* START *

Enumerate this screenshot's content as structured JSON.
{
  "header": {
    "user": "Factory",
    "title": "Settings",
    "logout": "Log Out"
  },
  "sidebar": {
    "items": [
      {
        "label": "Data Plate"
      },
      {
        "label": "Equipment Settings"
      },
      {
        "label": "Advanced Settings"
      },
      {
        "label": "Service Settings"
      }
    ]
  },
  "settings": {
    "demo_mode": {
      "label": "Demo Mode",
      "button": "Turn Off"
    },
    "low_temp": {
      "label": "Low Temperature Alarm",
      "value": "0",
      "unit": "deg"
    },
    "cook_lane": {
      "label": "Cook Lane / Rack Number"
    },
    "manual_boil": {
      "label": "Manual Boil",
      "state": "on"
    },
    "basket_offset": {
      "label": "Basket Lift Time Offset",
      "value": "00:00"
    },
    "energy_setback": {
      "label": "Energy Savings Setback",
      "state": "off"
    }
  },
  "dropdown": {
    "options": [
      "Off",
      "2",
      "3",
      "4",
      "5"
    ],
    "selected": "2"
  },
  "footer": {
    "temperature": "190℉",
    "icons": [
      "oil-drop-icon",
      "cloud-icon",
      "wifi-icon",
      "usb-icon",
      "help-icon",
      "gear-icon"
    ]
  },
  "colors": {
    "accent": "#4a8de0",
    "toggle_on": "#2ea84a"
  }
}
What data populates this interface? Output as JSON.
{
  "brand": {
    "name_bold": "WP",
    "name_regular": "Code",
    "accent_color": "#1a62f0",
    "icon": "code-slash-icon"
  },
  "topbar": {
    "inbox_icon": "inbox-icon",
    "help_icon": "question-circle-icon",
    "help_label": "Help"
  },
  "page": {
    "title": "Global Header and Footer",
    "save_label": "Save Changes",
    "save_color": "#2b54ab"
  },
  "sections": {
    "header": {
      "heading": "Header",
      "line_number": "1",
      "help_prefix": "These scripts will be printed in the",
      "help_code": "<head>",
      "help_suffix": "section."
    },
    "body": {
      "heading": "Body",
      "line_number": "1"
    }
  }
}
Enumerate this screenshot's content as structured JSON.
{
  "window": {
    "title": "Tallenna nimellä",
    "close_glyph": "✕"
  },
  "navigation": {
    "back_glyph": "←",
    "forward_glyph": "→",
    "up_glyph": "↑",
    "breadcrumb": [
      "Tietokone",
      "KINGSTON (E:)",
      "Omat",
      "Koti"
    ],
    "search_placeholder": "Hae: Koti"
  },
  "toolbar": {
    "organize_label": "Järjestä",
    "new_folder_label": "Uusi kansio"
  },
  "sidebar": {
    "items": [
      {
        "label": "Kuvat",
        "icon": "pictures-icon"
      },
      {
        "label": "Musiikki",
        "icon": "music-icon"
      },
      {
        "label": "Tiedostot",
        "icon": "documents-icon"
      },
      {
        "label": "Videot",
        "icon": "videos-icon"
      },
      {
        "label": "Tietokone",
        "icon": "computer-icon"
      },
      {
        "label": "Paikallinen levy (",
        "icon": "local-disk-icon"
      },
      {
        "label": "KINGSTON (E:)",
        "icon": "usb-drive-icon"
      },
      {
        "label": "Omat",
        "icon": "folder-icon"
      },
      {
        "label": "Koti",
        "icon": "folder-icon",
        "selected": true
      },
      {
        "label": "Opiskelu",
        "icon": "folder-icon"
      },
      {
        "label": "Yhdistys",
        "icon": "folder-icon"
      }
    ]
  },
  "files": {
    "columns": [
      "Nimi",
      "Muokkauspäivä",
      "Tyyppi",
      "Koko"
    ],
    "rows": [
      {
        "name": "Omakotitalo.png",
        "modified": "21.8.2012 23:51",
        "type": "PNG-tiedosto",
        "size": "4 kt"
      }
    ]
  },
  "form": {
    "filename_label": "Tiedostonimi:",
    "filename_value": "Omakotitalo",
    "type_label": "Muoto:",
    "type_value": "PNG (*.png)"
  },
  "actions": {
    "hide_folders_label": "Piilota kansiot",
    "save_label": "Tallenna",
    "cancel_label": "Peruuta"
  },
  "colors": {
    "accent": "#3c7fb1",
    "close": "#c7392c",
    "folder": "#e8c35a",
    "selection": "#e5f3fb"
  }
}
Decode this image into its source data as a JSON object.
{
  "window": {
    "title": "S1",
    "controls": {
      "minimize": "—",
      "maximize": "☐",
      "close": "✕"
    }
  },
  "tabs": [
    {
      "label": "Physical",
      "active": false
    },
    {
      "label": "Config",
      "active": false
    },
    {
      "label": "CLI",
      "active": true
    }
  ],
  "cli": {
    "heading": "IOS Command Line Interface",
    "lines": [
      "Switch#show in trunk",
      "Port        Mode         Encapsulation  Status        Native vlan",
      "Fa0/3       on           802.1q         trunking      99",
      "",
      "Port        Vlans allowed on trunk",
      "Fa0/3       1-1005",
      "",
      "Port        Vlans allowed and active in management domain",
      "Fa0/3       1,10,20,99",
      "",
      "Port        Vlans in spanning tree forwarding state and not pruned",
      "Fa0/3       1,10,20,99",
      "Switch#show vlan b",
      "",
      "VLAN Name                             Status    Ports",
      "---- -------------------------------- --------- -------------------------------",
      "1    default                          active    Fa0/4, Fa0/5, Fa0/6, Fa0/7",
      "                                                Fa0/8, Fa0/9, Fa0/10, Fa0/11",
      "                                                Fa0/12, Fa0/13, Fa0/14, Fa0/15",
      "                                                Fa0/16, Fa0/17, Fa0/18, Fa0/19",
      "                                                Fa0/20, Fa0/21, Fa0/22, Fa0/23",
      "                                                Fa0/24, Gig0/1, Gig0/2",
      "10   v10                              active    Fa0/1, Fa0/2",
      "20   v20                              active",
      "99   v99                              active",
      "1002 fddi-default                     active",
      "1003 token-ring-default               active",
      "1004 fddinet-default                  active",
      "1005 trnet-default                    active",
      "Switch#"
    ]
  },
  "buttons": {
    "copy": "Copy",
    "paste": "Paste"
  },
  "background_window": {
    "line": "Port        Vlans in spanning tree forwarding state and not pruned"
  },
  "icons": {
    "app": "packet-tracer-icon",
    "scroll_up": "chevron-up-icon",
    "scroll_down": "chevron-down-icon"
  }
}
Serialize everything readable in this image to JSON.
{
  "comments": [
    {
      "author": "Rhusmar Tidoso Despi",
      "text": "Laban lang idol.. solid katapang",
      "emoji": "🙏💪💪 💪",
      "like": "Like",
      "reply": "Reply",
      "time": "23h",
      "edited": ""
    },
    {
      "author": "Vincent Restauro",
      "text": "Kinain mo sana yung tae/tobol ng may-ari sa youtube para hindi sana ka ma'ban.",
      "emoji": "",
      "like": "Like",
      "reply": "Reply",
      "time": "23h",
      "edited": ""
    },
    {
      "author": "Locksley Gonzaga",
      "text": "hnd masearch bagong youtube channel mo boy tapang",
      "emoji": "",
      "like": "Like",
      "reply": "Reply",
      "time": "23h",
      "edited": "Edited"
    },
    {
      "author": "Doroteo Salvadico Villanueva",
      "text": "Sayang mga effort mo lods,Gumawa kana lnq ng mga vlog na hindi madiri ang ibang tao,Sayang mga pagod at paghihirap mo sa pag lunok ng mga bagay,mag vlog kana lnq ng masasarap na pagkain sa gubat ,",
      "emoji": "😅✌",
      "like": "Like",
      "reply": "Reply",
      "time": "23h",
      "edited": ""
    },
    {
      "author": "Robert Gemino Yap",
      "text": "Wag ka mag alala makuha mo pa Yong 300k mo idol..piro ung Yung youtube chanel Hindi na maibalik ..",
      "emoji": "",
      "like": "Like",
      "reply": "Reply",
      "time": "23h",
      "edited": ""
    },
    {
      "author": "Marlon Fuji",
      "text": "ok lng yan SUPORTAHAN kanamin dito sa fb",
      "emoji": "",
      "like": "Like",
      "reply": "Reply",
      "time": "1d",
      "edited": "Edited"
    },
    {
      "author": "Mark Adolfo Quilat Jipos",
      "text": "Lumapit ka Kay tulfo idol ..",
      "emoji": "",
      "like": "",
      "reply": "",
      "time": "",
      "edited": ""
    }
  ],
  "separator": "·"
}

* END *

From the data above, pick out each line containing "idol" and copy it.

### The response
      "text": "Laban lang idol.. solid katapang",
      "text": "Wag ka mag alala makuha mo pa Yong 300k mo idol..piro ung Yung youtube chanel Hindi na maibalik ..",
      "text": "Lumapit ka Kay tulfo idol ..",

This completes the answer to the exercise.